* _Directions_
Extract each line from the entries below that has the string "text" in it.
--- START Record extracts ---
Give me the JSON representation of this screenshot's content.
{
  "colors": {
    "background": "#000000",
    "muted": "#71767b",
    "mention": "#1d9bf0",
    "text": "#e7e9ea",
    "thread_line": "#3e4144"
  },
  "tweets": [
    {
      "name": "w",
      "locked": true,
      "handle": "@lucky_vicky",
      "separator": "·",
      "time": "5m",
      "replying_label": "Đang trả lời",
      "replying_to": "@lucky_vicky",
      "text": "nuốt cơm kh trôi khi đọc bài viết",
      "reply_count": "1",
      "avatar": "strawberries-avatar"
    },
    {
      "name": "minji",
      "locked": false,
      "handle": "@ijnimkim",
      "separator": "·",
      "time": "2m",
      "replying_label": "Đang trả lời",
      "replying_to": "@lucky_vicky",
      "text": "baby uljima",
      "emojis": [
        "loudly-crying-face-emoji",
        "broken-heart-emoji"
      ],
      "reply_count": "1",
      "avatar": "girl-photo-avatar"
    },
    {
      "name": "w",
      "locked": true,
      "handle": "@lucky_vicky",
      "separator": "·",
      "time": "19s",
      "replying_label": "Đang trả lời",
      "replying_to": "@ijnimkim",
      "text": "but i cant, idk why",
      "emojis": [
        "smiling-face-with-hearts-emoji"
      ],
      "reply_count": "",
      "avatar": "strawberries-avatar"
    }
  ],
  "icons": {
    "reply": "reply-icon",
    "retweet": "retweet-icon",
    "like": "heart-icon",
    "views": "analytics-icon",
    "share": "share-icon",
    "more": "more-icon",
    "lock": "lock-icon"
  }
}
--- END Record extracts ---
* _Solution_
    "text": "#e7e9ea",
      "text": "nuốt cơm kh trôi khi đọc bài viết",
      "text": "baby uljima",
      "text": "but i cant, idk why",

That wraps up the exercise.